PROBLEM STATEMENT: Nothing but the records themselves, exactly as written and free of pictures, should appear in your response.

EXTRACTED ENTRIES:
- - - - -
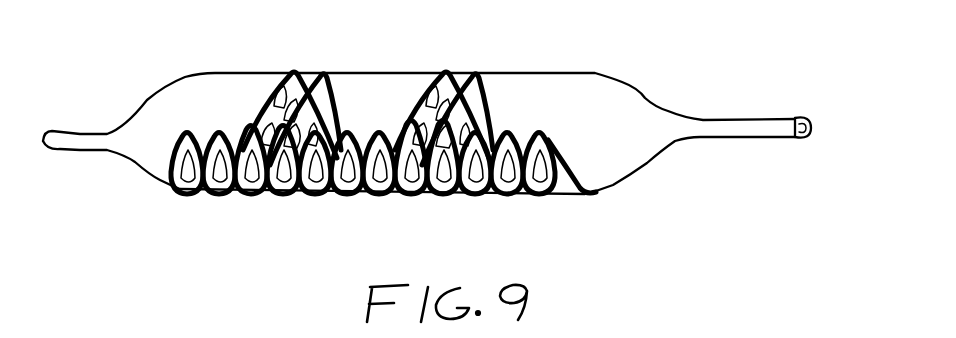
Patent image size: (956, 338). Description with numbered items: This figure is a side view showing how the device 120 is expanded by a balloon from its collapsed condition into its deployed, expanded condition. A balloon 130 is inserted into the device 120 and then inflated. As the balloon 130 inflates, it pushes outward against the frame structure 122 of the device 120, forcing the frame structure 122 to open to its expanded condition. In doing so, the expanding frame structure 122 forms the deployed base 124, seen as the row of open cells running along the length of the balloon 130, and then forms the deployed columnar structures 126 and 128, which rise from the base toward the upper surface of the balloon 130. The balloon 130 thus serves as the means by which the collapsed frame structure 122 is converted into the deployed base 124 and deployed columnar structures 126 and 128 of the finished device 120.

The device 120 is at (383, 119).
The frame structure 122 is at (203, 193).
The deployed base 124 is at (370, 190).
The deployed columnar structure 126 is at (290, 87).
The deployed columnar structure 128 is at (460, 75).
The balloon 130 is at (583, 70).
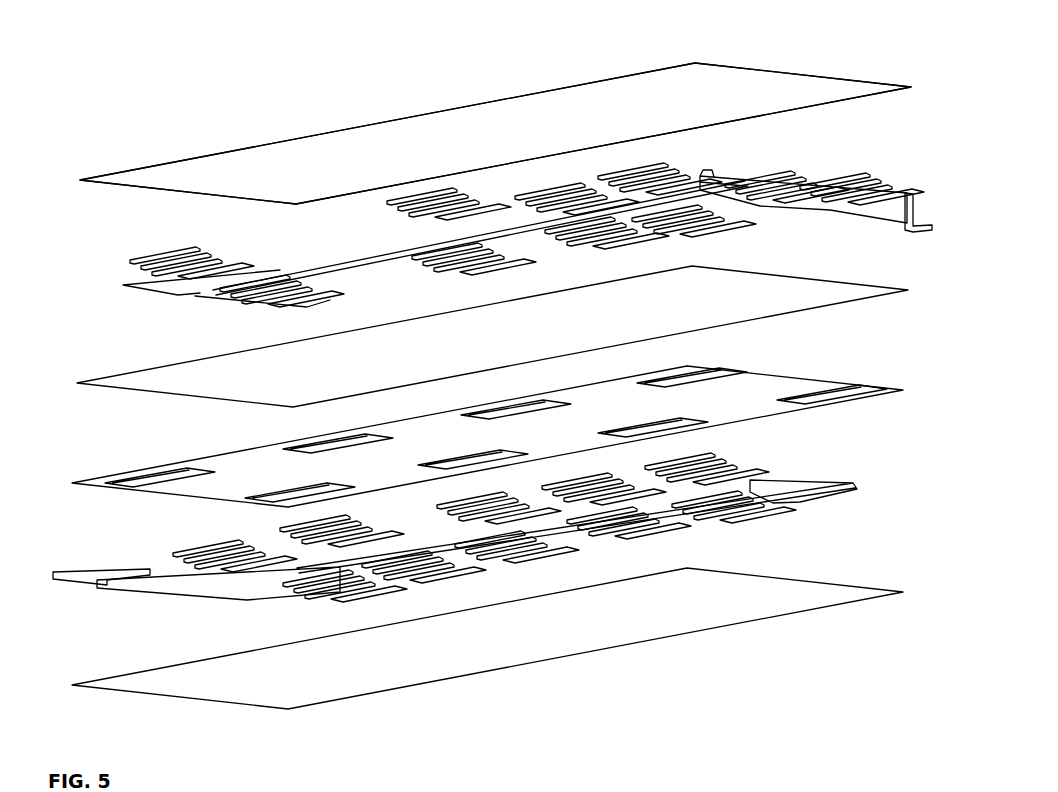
- - - - -
EXERCISE RESULT:
Patent image size: (956, 338). Description with numbered items: This figure is a side view showing how the device 120 is expanded by a balloon from its collapsed condition into its deployed, expanded condition. A balloon 130 is inserted into the device 120 and then inflated. As the balloon 130 inflates, it pushes outward against the frame structure 122 of the device 120, forcing the frame structure 122 to open to its expanded condition. In doing so, the expanding frame structure 122 forms the deployed base 124, seen as the row of open cells running along the length of the balloon 130, and then forms the deployed columnar structures 126 and 128, which rise from the base toward the upper surface of the balloon 130. The balloon 130 thus serves as the means by which the collapsed frame structure 122 is converted into the deployed base 124 and deployed columnar structures 126 and 128 of the finished device 120.

The device 120 is at (383, 119).
The frame structure 122 is at (203, 193).
The deployed base 124 is at (370, 190).
The deployed columnar structure 126 is at (290, 87).
The deployed columnar structure 128 is at (460, 75).
The balloon 130 is at (583, 70).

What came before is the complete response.